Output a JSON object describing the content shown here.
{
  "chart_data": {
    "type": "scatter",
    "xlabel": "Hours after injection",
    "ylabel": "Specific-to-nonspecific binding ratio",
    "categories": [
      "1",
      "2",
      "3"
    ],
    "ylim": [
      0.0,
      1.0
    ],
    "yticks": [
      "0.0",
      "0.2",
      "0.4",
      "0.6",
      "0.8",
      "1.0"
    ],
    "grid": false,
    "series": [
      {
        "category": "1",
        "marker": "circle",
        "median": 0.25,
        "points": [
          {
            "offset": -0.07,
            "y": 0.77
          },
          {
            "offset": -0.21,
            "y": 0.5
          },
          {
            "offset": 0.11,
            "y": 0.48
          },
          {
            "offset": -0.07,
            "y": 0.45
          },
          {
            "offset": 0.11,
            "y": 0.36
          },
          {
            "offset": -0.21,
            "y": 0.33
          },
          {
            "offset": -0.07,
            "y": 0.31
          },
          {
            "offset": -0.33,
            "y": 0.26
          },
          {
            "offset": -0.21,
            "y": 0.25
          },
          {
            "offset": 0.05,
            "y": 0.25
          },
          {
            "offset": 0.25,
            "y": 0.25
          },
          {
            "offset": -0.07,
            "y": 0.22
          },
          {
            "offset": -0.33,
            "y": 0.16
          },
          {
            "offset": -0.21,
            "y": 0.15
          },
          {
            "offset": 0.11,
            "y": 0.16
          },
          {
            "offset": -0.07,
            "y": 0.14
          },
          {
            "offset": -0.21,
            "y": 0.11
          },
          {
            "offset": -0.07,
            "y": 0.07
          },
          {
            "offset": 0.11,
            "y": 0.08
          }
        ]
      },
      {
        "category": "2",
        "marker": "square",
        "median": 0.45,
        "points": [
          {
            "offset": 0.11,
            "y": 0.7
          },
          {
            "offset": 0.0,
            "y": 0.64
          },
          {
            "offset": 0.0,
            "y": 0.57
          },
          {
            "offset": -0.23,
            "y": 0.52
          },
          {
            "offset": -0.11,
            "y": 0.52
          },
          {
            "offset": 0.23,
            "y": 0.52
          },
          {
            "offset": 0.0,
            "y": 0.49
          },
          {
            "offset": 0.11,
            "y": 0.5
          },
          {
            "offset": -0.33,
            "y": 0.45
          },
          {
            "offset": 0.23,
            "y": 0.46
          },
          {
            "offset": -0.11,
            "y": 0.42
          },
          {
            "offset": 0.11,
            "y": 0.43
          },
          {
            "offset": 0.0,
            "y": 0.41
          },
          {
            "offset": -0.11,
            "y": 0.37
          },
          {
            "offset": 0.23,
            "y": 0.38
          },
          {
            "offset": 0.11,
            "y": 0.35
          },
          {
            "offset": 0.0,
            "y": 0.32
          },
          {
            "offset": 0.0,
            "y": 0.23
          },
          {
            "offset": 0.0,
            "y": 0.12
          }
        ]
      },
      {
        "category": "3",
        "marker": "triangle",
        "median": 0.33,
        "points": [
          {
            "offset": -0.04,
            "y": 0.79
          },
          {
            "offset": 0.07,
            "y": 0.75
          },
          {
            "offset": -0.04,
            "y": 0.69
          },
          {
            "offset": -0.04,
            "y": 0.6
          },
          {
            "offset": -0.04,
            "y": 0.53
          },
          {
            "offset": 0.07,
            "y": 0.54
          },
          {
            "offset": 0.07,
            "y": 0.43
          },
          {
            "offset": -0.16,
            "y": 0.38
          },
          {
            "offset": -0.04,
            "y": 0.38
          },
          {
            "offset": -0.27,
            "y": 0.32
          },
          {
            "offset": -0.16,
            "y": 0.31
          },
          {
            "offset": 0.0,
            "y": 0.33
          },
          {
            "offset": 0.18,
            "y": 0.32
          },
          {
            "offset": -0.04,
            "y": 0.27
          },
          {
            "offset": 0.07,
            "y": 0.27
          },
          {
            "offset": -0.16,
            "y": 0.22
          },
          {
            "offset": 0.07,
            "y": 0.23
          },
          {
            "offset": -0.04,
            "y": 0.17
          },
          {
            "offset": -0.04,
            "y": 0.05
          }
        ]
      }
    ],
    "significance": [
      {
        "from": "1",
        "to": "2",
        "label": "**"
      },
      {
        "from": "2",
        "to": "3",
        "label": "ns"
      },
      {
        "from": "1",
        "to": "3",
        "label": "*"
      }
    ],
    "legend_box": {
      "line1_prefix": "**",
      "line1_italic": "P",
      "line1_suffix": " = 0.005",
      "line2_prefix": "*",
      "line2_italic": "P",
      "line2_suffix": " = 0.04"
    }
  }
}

====================

- What the exercise asks
Once more, set down the full listing, verbatim.

- Exercise result
Output a JSON object describing the content shown here.
{
  "chart_data": {
    "type": "scatter",
    "xlabel": "Hours after injection",
    "ylabel": "Specific-to-nonspecific binding ratio",
    "categories": [
      "1",
      "2",
      "3"
    ],
    "ylim": [
      0.0,
      1.0
    ],
    "yticks": [
      "0.0",
      "0.2",
      "0.4",
      "0.6",
      "0.8",
      "1.0"
    ],
    "grid": false,
    "series": [
      {
        "category": "1",
        "marker": "circle",
        "median": 0.25,
        "points": [
          {
            "offset": -0.07,
            "y": 0.77
          },
          {
            "offset": -0.21,
            "y": 0.5
          },
          {
            "offset": 0.11,
            "y": 0.48
          },
          {
            "offset": -0.07,
            "y": 0.45
          },
          {
            "offset": 0.11,
            "y": 0.36
          },
          {
            "offset": -0.21,
            "y": 0.33
          },
          {
            "offset": -0.07,
            "y": 0.31
          },
          {
            "offset": -0.33,
            "y": 0.26
          },
          {
            "offset": -0.21,
            "y": 0.25
          },
          {
            "offset": 0.05,
            "y": 0.25
          },
          {
            "offset": 0.25,
            "y": 0.25
          },
          {
            "offset": -0.07,
            "y": 0.22
          },
          {
            "offset": -0.33,
            "y": 0.16
          },
          {
            "offset": -0.21,
            "y": 0.15
          },
          {
            "offset": 0.11,
            "y": 0.16
          },
          {
            "offset": -0.07,
            "y": 0.14
          },
          {
            "offset": -0.21,
            "y": 0.11
          },
          {
            "offset": -0.07,
            "y": 0.07
          },
          {
            "offset": 0.11,
            "y": 0.08
          }
        ]
      },
      {
        "category": "2",
        "marker": "square",
        "median": 0.45,
        "points": [
          {
            "offset": 0.11,
            "y": 0.7
          },
          {
            "offset": 0.0,
            "y": 0.64
          },
          {
            "offset": 0.0,
            "y": 0.57
          },
          {
            "offset": -0.23,
            "y": 0.52
          },
          {
            "offset": -0.11,
            "y": 0.52
          },
          {
            "offset": 0.23,
            "y": 0.52
          },
          {
            "offset": 0.0,
            "y": 0.49
          },
          {
            "offset": 0.11,
            "y": 0.5
          },
          {
            "offset": -0.33,
            "y": 0.45
          },
          {
            "offset": 0.23,
            "y": 0.46
          },
          {
            "offset": -0.11,
            "y": 0.42
          },
          {
            "offset": 0.11,
            "y": 0.43
          },
          {
            "offset": 0.0,
            "y": 0.41
          },
          {
            "offset": -0.11,
            "y": 0.37
          },
          {
            "offset": 0.23,
            "y": 0.38
          },
          {
            "offset": 0.11,
            "y": 0.35
          },
          {
            "offset": 0.0,
            "y": 0.32
          },
          {
            "offset": 0.0,
            "y": 0.23
          },
          {
            "offset": 0.0,
            "y": 0.12
          }
        ]
      },
      {
        "category": "3",
        "marker": "triangle",
        "median": 0.33,
        "points": [
          {
            "offset": -0.04,
            "y": 0.79
          },
          {
            "offset": 0.07,
            "y": 0.75
          },
          {
            "offset": -0.04,
            "y": 0.69
          },
          {
            "offset": -0.04,
            "y": 0.6
          },
          {
            "offset": -0.04,
            "y": 0.53
          },
          {
            "offset": 0.07,
            "y": 0.54
          },
          {
            "offset": 0.07,
            "y": 0.43
          },
          {
            "offset": -0.16,
            "y": 0.38
          },
          {
            "offset": -0.04,
            "y": 0.38
          },
          {
            "offset": -0.27,
            "y": 0.32
          },
          {
            "offset": -0.16,
            "y": 0.31
          },
          {
            "offset": 0.0,
            "y": 0.33
          },
          {
            "offset": 0.18,
            "y": 0.32
          },
          {
            "offset": -0.04,
            "y": 0.27
          },
          {
            "offset": 0.07,
            "y": 0.27
          },
          {
            "offset": -0.16,
            "y": 0.22
          },
          {
            "offset": 0.07,
            "y": 0.23
          },
          {
            "offset": -0.04,
            "y": 0.17
          },
          {
            "offset": -0.04,
            "y": 0.05
          }
        ]
      }
    ],
    "significance": [
      {
        "from": "1",
        "to": "2",
        "label": "**"
      },
      {
        "from": "2",
        "to": "3",
        "label": "ns"
      },
      {
        "from": "1",
        "to": "3",
        "label": "*"
      }
    ],
    "legend_box": {
      "line1_prefix": "**",
      "line1_italic": "P",
      "line1_suffix": " = 0.005",
      "line2_prefix": "*",
      "line2_italic": "P",
      "line2_suffix": " = 0.04"
    }
  }
}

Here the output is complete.